▽

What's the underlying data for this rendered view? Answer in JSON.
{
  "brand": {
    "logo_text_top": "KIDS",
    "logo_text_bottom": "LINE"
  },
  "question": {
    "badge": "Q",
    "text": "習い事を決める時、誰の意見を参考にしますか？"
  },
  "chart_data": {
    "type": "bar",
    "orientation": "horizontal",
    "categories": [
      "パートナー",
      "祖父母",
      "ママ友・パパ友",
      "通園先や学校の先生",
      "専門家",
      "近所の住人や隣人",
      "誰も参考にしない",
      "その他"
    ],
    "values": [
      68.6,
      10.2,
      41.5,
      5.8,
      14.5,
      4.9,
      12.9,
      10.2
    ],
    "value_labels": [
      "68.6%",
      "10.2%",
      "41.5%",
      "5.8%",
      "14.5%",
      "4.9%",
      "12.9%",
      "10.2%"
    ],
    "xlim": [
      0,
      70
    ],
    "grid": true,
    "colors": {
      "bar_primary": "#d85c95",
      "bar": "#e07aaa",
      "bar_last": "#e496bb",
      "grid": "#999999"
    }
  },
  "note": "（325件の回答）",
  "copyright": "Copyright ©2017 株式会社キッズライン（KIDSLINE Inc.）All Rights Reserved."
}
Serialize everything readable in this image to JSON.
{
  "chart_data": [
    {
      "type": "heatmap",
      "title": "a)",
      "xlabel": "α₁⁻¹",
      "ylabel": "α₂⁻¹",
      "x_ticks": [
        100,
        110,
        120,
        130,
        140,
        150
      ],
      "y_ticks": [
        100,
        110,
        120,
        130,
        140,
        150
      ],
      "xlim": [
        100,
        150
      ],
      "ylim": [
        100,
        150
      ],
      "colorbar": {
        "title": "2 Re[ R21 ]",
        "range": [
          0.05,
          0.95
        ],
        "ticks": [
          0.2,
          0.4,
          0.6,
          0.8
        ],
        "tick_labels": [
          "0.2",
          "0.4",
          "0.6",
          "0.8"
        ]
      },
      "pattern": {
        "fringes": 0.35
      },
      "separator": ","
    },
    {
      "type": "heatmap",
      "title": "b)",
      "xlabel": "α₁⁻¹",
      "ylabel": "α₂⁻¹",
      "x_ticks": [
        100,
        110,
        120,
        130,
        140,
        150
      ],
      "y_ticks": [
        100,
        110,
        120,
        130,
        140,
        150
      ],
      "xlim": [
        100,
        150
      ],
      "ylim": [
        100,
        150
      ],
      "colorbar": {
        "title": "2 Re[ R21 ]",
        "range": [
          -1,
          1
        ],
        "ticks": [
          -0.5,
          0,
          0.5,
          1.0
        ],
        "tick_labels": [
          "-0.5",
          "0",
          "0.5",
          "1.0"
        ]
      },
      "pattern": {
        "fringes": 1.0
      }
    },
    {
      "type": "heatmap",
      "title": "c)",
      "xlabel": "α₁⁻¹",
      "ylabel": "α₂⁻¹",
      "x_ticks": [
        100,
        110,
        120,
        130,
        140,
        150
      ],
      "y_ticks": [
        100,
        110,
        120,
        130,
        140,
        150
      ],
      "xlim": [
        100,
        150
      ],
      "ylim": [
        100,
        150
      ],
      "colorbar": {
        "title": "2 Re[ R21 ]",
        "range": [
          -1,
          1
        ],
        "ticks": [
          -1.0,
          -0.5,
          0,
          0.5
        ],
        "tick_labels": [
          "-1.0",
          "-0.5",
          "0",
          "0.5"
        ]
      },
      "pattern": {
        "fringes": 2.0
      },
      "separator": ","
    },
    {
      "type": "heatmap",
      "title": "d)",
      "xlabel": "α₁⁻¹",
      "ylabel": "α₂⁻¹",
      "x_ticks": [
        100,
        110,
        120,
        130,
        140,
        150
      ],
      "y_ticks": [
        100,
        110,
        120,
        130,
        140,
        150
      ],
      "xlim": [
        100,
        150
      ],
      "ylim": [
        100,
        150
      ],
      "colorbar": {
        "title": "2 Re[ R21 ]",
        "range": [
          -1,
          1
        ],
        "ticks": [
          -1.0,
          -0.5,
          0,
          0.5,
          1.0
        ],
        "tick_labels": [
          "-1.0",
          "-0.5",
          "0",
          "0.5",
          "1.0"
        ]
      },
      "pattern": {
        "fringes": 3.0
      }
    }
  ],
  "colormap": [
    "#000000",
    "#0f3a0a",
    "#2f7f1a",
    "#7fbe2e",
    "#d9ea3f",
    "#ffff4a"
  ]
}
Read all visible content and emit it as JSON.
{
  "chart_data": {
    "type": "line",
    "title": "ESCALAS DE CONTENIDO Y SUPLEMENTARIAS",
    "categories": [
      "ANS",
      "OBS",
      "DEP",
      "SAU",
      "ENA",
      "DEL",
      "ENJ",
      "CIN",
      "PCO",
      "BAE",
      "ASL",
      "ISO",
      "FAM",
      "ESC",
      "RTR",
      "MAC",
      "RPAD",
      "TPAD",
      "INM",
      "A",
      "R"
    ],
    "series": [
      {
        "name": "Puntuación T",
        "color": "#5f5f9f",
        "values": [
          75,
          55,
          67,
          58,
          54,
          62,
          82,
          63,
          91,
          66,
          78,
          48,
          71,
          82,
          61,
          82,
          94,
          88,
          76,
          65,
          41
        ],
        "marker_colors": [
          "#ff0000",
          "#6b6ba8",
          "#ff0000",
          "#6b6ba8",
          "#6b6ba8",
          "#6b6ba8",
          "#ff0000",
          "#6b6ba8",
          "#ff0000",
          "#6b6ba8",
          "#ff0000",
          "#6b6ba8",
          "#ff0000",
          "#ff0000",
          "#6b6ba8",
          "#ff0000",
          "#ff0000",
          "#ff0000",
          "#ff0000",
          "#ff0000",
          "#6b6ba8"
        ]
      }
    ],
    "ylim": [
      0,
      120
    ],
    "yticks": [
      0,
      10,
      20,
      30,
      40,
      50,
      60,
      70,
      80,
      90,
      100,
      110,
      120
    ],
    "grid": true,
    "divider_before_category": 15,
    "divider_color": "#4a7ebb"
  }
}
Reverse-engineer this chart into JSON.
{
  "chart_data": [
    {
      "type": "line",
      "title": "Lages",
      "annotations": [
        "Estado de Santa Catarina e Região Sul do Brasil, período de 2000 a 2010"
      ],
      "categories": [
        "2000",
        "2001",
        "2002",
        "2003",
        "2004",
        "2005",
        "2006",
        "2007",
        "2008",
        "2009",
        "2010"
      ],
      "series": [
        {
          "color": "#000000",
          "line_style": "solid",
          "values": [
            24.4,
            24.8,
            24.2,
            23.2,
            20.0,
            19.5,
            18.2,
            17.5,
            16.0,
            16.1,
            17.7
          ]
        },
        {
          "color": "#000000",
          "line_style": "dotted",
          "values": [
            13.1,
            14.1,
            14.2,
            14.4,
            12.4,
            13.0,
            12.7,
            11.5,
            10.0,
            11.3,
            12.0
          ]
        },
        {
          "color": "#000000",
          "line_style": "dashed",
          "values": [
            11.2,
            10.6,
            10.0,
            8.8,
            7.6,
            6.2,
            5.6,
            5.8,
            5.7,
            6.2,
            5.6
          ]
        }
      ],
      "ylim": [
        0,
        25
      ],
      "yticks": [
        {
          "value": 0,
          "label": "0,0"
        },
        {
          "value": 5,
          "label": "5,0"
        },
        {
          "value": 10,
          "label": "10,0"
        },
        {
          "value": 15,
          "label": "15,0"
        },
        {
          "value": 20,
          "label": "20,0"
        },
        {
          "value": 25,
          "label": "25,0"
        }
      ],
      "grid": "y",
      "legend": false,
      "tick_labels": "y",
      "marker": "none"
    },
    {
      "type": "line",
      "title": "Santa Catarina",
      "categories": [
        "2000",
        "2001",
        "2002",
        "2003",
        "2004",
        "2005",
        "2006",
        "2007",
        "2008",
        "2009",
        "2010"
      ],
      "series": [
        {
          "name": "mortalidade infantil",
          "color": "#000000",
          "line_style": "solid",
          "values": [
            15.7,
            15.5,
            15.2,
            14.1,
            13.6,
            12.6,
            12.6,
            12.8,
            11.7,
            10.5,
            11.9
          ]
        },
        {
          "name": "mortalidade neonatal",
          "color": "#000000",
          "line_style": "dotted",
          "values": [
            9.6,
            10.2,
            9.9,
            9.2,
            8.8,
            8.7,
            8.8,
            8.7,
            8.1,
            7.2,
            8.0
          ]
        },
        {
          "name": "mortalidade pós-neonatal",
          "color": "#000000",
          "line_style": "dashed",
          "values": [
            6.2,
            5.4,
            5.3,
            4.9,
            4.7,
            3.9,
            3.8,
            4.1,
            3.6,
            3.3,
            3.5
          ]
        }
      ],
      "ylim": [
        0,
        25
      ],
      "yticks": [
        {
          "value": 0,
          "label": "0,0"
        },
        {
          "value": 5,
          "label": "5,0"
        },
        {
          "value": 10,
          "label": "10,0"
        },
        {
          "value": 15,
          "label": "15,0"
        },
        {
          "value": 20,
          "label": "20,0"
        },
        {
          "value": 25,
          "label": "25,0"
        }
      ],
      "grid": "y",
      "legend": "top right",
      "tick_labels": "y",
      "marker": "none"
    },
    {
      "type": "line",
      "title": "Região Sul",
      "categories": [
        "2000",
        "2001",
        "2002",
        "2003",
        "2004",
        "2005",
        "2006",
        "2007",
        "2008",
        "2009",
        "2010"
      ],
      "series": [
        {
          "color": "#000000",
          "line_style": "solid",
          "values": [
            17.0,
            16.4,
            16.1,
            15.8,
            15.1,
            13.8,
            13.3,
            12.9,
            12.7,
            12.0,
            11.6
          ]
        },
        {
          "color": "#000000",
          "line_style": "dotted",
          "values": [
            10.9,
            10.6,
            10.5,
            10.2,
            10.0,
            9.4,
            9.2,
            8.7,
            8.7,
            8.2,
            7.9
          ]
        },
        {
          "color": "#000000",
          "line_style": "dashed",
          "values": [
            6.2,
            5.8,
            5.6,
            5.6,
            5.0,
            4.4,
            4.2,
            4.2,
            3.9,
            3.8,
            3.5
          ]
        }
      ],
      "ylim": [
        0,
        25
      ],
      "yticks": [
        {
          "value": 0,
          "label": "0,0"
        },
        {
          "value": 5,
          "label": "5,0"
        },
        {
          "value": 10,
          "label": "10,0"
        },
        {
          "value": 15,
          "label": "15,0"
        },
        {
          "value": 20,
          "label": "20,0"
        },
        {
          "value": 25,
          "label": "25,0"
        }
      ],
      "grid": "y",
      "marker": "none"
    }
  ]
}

△

Stated goal
Every line of the records that includes the word "fringes" should be gathered.

Solution below
        "fringes": 0.35
        "fringes": 1.0
        "fringes": 2.0
        "fringes": 3.0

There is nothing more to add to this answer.